▶ [YOUR ASSIGNMENT]
Please return all of the entries below exactly as they are written.

<<<<

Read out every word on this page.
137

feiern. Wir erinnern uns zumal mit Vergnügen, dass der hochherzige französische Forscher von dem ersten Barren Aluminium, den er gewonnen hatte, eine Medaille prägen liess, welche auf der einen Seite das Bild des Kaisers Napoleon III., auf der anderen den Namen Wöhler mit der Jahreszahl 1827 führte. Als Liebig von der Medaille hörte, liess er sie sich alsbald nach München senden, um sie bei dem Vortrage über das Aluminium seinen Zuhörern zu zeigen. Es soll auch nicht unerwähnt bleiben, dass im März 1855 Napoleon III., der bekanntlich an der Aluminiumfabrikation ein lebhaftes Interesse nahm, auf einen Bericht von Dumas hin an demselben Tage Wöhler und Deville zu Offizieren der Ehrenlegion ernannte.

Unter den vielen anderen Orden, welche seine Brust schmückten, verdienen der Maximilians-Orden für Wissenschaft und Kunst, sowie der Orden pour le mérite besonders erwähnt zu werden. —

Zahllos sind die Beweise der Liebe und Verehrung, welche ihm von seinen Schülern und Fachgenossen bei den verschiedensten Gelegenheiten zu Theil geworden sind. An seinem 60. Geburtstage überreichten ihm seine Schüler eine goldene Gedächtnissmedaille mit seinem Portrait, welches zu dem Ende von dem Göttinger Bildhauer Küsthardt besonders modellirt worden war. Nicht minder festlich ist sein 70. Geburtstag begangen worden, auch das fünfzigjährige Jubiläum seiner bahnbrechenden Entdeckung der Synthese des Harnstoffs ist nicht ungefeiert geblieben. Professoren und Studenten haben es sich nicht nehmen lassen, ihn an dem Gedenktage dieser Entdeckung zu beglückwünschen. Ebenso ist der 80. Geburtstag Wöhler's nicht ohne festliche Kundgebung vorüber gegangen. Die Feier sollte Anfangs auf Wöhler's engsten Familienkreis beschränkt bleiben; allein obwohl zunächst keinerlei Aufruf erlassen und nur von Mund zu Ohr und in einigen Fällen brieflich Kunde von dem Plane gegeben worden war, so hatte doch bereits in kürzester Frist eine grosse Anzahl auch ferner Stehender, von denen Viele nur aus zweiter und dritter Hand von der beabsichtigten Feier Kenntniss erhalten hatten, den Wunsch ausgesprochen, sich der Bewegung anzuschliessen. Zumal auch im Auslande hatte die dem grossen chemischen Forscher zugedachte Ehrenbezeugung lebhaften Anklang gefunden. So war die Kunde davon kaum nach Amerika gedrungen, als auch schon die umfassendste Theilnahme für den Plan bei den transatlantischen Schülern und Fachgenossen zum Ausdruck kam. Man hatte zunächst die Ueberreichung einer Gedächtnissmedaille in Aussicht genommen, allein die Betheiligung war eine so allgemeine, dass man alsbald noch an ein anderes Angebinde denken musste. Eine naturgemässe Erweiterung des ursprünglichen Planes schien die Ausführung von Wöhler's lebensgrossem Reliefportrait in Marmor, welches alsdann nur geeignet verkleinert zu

>>>>

▶ [EXERCISE SOLUTION]
Read out every word on this page.
137

feiern. Wir erinnern uns zumal mit Vergnügen, dass der hochherzige französische Forscher von dem ersten Barren Aluminium, den er gewonnen hatte, eine Medaille prägen liess, welche auf der einen Seite das Bild des Kaisers Napoleon III., auf der anderen den Namen Wöhler mit der Jahreszahl 1827 führte. Als Liebig von der Medaille hörte, liess er sie sich alsbald nach München senden, um sie bei dem Vortrage über das Aluminium seinen Zuhörern zu zeigen. Es soll auch nicht unerwähnt bleiben, dass im März 1855 Napoleon III., der bekanntlich an der Aluminiumfabrikation ein lebhaftes Interesse nahm, auf einen Bericht von Dumas hin an demselben Tage Wöhler und Deville zu Offizieren der Ehrenlegion ernannte.

Unter den vielen anderen Orden, welche seine Brust schmückten, verdienen der Maximilians-Orden für Wissenschaft und Kunst, sowie der Orden pour le mérite besonders erwähnt zu werden. —

Zahllos sind die Beweise der Liebe und Verehrung, welche ihm von seinen Schülern und Fachgenossen bei den verschiedensten Gelegenheiten zu Theil geworden sind. An seinem 60. Geburtstage überreichten ihm seine Schüler eine goldene Gedächtnissmedaille mit seinem Portrait, welches zu dem Ende von dem Göttinger Bildhauer Küsthardt besonders modellirt worden war. Nicht minder festlich ist sein 70. Geburtstag begangen worden, auch das fünfzigjährige Jubiläum seiner bahnbrechenden Entdeckung der Synthese des Harnstoffs ist nicht ungefeiert geblieben. Professoren und Studenten haben es sich nicht nehmen lassen, ihn an dem Gedenktage dieser Entdeckung zu beglückwünschen. Ebenso ist der 80. Geburtstag Wöhler's nicht ohne festliche Kundgebung vorüber gegangen. Die Feier sollte Anfangs auf Wöhler's engsten Familienkreis beschränkt bleiben; allein obwohl zunächst keinerlei Aufruf erlassen und nur von Mund zu Ohr und in einigen Fällen brieflich Kunde von dem Plane gegeben worden war, so hatte doch bereits in kürzester Frist eine grosse Anzahl auch ferner Stehender, von denen Viele nur aus zweiter und dritter Hand von der beabsichtigten Feier Kenntniss erhalten hatten, den Wunsch ausgesprochen, sich der Bewegung anzuschliessen. Zumal auch im Auslande hatte die dem grossen chemischen Forscher zugedachte Ehrenbezeugung lebhaften Anklang gefunden. So war die Kunde davon kaum nach Amerika gedrungen, als auch schon die umfassendste Theilnahme für den Plan bei den transatlantischen Schülern und Fachgenossen zum Ausdruck kam. Man hatte zunächst die Ueberreichung einer Gedächtnissmedaille in Aussicht genommen, allein die Betheiligung war eine so allgemeine, dass man alsbald noch an ein anderes Angebinde denken musste. Eine naturgemässe Erweiterung des ursprünglichen Planes schien die Ausführung von Wöhler's lebensgrossem Reliefportrait in Marmor, welches alsdann nur geeignet verkleinert zu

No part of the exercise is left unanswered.